§ WHAT THE EXERCISE ASKS
Write the next part of the reflection on a first church fellowship group in New York, starting right after its final sentence.

Shortly after I moved to New York as a new believer, I started attending church and became a part of my first fellowship group. Jen, Joanne, Ethan, Michael, Alice, and Jesica… these were some of the first people I came to know as Christian brothers and sisters. Together we experienced our early 20s in NYC, figuring out how to live as young professionals, citizens of that magnificent city with all its delights and challenges. We navigated our circumstances, relationships, and various callings together. We met weekly in a friend’s apartment to study the Bible, to pray and to worship. But we also grabbed brunch after service on Sunday, met for dinner or a drink during the week, and talked late into the night about faith, love, and life. We inhabited the spirit of the early church, “devoting [ourselves] to the apostles’ teaching and the fellowship, to the breaking of bread and the prayers” (Acts 2:42). These were my brothers and sisters in a whole new way, bound together by our shared faith and the way it bled into all areas of our lives. I learned new ways to be a sister, to love sacrificially, to share not just my resources but my heart with the men and women God had brought into my life. We challenged one another often, iron sharpening iron, and our collective faith grew as God used us as instruments of change in one another’s lives.

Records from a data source
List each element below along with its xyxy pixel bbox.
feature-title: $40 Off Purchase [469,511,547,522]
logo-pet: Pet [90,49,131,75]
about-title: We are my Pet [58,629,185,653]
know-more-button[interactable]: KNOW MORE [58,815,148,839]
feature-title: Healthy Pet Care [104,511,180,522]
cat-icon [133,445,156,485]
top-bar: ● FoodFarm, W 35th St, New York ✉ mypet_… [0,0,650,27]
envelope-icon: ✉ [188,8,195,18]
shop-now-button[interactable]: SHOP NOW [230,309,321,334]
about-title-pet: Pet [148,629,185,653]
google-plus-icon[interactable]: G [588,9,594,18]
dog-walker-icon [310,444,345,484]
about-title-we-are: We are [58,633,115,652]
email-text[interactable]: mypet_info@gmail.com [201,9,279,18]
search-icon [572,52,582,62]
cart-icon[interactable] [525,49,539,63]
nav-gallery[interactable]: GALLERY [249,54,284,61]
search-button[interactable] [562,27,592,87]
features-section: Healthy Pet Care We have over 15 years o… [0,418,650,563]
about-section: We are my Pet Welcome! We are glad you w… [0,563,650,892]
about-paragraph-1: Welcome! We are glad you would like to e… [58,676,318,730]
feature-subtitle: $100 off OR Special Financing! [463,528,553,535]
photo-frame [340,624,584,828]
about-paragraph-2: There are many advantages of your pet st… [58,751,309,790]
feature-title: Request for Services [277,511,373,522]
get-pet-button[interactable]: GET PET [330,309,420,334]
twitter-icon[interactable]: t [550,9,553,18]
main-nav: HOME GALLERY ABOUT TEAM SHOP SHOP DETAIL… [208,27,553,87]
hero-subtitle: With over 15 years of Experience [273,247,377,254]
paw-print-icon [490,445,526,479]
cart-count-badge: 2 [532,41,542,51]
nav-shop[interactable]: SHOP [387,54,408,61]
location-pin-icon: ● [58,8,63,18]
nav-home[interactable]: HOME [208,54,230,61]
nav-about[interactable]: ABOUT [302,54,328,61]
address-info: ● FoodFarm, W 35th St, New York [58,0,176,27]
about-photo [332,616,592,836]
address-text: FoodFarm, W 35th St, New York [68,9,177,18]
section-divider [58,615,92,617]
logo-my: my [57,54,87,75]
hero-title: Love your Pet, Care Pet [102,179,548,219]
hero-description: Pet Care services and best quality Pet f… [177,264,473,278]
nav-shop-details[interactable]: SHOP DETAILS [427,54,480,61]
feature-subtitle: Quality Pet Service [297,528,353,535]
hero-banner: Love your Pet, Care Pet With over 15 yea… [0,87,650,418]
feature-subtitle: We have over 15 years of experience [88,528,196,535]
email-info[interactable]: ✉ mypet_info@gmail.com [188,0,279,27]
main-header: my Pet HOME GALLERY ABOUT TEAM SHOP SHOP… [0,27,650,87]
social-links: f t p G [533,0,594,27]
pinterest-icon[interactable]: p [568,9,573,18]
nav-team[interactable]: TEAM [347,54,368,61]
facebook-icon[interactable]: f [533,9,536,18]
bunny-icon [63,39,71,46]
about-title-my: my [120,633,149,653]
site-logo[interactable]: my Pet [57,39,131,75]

§ WRITTEN REPLY
Years passed, and many of us left the city, got married, and started having children. I took on new roles, as a wife, and then a mother. As I continued to develop in my faith, I began to take on mentoring roles in the church as well—leading Bible studies, encouraging new moms struggling to adjust to their new reality, hosting a community group. I juggled career and family, church and secular friendships, and the demands of managing a household that eventually included three kids. But somewhere along the line, I lost the thread of what it meant to truly fellowship with my brothers and sisters. Gatherings became noisier and more chaotic, with children to manage and conversations increasingly becoming surface-level. Nowadays, when I think about Christian community, it often involves the logistics of childcare and food as much as, if not more than, the minds and hearts of those around me, to the detriment of us all.
My brothers, especially, have seemed to become less accessible to me the more time I’ve spent in Christian circles. From talking to friends outside a Christian context, I know this happens there as well: the women meeting for coffee or a drink, the men gathering for a movie or whiskey night, the genders neatly dividing at a barbeque like middle school kids in the cafeteria. When church ministries create gender-specific opportunities, there is so much to be gained. But if these events happen exclusively, or men and women feel a subtle pressure to maintain the divide, there is something lost, something crucial and vital and life-giving. And I want it back. In the last session of the Manhood/Womanhood conference last month, Scott said something that stopped me dead in my tracks. He posited, “What if you grew up in a family with multiple sons and multiple daughters, but the sons and daughters didn’t really interact? They kept separate. It would be so weird in your house. And I think it should be equally weird in the church.”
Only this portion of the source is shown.